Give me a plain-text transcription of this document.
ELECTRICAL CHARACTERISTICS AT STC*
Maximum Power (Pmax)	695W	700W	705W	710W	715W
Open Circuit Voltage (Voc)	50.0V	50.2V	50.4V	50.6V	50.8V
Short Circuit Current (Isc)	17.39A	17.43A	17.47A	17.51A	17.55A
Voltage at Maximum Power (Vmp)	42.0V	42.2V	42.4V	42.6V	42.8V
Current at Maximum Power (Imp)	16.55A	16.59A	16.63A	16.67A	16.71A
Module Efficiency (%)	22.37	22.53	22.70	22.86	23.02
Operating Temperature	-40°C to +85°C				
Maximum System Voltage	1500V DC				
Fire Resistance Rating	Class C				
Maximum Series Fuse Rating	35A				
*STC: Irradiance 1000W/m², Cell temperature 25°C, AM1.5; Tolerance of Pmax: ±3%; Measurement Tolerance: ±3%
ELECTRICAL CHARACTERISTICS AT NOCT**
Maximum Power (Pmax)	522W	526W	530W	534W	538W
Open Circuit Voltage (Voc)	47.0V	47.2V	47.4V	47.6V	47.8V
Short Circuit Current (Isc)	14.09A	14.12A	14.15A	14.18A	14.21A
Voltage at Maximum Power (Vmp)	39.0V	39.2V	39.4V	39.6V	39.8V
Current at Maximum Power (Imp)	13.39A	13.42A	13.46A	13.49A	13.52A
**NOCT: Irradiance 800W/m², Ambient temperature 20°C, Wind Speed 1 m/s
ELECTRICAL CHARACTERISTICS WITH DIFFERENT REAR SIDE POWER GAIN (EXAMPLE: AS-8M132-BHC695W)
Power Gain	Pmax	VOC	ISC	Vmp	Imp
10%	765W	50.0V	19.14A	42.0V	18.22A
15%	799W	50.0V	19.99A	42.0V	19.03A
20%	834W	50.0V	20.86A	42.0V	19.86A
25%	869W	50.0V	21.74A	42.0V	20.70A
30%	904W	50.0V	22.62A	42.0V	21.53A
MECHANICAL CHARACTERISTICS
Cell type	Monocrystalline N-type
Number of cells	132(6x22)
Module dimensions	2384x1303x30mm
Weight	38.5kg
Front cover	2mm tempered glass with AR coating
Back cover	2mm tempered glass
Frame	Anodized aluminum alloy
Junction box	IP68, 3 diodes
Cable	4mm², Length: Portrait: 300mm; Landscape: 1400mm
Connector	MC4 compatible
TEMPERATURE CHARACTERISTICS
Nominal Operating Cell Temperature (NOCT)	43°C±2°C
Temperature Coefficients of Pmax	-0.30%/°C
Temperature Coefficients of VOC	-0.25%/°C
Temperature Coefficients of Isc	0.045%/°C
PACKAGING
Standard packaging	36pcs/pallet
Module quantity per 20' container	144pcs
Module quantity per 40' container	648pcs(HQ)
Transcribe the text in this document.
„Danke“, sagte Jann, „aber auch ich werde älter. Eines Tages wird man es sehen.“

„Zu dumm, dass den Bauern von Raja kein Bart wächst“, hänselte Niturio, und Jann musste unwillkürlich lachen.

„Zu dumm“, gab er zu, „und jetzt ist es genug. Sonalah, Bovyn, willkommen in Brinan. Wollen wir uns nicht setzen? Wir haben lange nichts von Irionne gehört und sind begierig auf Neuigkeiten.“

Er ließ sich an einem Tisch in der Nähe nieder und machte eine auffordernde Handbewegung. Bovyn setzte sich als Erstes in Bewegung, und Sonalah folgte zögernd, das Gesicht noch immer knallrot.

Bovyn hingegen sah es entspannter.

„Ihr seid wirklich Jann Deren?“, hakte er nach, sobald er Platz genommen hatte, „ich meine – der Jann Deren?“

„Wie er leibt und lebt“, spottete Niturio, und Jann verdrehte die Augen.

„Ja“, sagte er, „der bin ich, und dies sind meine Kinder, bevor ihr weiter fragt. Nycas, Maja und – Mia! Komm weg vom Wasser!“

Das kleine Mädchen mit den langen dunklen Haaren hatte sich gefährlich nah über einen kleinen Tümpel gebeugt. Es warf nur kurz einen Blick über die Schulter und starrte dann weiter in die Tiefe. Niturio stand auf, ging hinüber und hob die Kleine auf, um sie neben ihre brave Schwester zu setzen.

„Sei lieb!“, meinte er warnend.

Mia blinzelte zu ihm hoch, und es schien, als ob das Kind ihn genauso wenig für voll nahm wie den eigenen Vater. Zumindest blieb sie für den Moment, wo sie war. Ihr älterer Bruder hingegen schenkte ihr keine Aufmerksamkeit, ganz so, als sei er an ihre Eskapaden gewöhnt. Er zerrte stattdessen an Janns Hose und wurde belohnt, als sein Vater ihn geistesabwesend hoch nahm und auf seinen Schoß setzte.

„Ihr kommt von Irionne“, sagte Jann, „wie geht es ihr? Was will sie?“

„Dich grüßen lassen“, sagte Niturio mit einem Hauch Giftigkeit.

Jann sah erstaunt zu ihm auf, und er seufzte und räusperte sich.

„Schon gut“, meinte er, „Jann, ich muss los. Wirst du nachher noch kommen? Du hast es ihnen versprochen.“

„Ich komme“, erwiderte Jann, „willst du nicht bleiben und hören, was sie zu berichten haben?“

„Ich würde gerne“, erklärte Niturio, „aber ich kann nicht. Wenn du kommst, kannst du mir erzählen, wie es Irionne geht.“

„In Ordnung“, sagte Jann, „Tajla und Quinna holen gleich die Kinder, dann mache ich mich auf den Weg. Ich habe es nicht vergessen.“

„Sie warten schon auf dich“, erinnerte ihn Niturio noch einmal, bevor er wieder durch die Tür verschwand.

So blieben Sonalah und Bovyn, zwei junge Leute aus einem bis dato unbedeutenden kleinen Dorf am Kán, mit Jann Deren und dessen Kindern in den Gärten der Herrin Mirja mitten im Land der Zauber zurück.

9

◇ ◇ ◇ ◇ ◇ ◇ ◇

• **What needs to be done**
Print out the whole of the material above exactly as it stands.

• **Task solution**
Give me a plain-text transcription of this document.
ELECTRICAL CHARACTERISTICS AT STC*
Maximum Power (Pmax)	695W	700W	705W	710W	715W
Open Circuit Voltage (Voc)	50.0V	50.2V	50.4V	50.6V	50.8V
Short Circuit Current (Isc)	17.39A	17.43A	17.47A	17.51A	17.55A
Voltage at Maximum Power (Vmp)	42.0V	42.2V	42.4V	42.6V	42.8V
Current at Maximum Power (Imp)	16.55A	16.59A	16.63A	16.67A	16.71A
Module Efficiency (%)	22.37	22.53	22.70	22.86	23.02
Operating Temperature	-40°C to +85°C				
Maximum System Voltage	1500V DC				
Fire Resistance Rating	Class C				
Maximum Series Fuse Rating	35A				
*STC: Irradiance 1000W/m², Cell temperature 25°C, AM1.5; Tolerance of Pmax: ±3%; Measurement Tolerance: ±3%
ELECTRICAL CHARACTERISTICS AT NOCT**
Maximum Power (Pmax)	522W	526W	530W	534W	538W
Open Circuit Voltage (Voc)	47.0V	47.2V	47.4V	47.6V	47.8V
Short Circuit Current (Isc)	14.09A	14.12A	14.15A	14.18A	14.21A
Voltage at Maximum Power (Vmp)	39.0V	39.2V	39.4V	39.6V	39.8V
Current at Maximum Power (Imp)	13.39A	13.42A	13.46A	13.49A	13.52A
**NOCT: Irradiance 800W/m², Ambient temperature 20°C, Wind Speed 1 m/s
ELECTRICAL CHARACTERISTICS WITH DIFFERENT REAR SIDE POWER GAIN (EXAMPLE: AS-8M132-BHC695W)
Power Gain	Pmax	VOC	ISC	Vmp	Imp
10%	765W	50.0V	19.14A	42.0V	18.22A
15%	799W	50.0V	19.99A	42.0V	19.03A
20%	834W	50.0V	20.86A	42.0V	19.86A
25%	869W	50.0V	21.74A	42.0V	20.70A
30%	904W	50.0V	22.62A	42.0V	21.53A
MECHANICAL CHARACTERISTICS
Cell type	Monocrystalline N-type
Number of cells	132(6x22)
Module dimensions	2384x1303x30mm
Weight	38.5kg
Front cover	2mm tempered glass with AR coating
Back cover	2mm tempered glass
Frame	Anodized aluminum alloy
Junction box	IP68, 3 diodes
Cable	4mm², Length: Portrait: 300mm; Landscape: 1400mm
Connector	MC4 compatible
TEMPERATURE CHARACTERISTICS
Nominal Operating Cell Temperature (NOCT)	43°C±2°C
Temperature Coefficients of Pmax	-0.30%/°C
Temperature Coefficients of VOC	-0.25%/°C
Temperature Coefficients of Isc	0.045%/°C
PACKAGING
Standard packaging	36pcs/pallet
Module quantity per 20' container	144pcs
Module quantity per 40' container	648pcs(HQ)
Transcribe the text in this document.
„Danke“, sagte Jann, „aber auch ich werde älter. Eines Tages wird man es sehen.“

„Zu dumm, dass den Bauern von Raja kein Bart wächst“, hänselte Niturio, und Jann musste unwillkürlich lachen.

„Zu dumm“, gab er zu, „und jetzt ist es genug. Sonalah, Bovyn, willkommen in Brinan. Wollen wir uns nicht setzen? Wir haben lange nichts von Irionne gehört und sind begierig auf Neuigkeiten.“

Er ließ sich an einem Tisch in der Nähe nieder und machte eine auffordernde Handbewegung. Bovyn setzte sich als Erstes in Bewegung, und Sonalah folgte zögernd, das Gesicht noch immer knallrot.

Bovyn hingegen sah es entspannter.

„Ihr seid wirklich Jann Deren?“, hakte er nach, sobald er Platz genommen hatte, „ich meine – der Jann Deren?“

„Wie er leibt und lebt“, spottete Niturio, und Jann verdrehte die Augen.

„Ja“, sagte er, „der bin ich, und dies sind meine Kinder, bevor ihr weiter fragt. Nycas, Maja und – Mia! Komm weg vom Wasser!“

Das kleine Mädchen mit den langen dunklen Haaren hatte sich gefährlich nah über einen kleinen Tümpel gebeugt. Es warf nur kurz einen Blick über die Schulter und starrte dann weiter in die Tiefe. Niturio stand auf, ging hinüber und hob die Kleine auf, um sie neben ihre brave Schwester zu setzen.

„Sei lieb!“, meinte er warnend.

Mia blinzelte zu ihm hoch, und es schien, als ob das Kind ihn genauso wenig für voll nahm wie den eigenen Vater. Zumindest blieb sie für den Moment, wo sie war. Ihr älterer Bruder hingegen schenkte ihr keine Aufmerksamkeit, ganz so, als sei er an ihre Eskapaden gewöhnt. Er zerrte stattdessen an Janns Hose und wurde belohnt, als sein Vater ihn geistesabwesend hoch nahm und auf seinen Schoß setzte.

„Ihr kommt von Irionne“, sagte Jann, „wie geht es ihr? Was will sie?“

„Dich grüßen lassen“, sagte Niturio mit einem Hauch Giftigkeit.

Jann sah erstaunt zu ihm auf, und er seufzte und räusperte sich.

„Schon gut“, meinte er, „Jann, ich muss los. Wirst du nachher noch kommen? Du hast es ihnen versprochen.“

„Ich komme“, erwiderte Jann, „willst du nicht bleiben und hören, was sie zu berichten haben?“

„Ich würde gerne“, erklärte Niturio, „aber ich kann nicht. Wenn du kommst, kannst du mir erzählen, wie es Irionne geht.“

„In Ordnung“, sagte Jann, „Tajla und Quinna holen gleich die Kinder, dann mache ich mich auf den Weg. Ich habe es nicht vergessen.“

„Sie warten schon auf dich“, erinnerte ihn Niturio noch einmal, bevor er wieder durch die Tür verschwand.

So blieben Sonalah und Bovyn, zwei junge Leute aus einem bis dato unbedeutenden kleinen Dorf am Kán, mit Jann Deren und dessen Kindern in den Gärten der Herrin Mirja mitten im Land der Zauber zurück.

9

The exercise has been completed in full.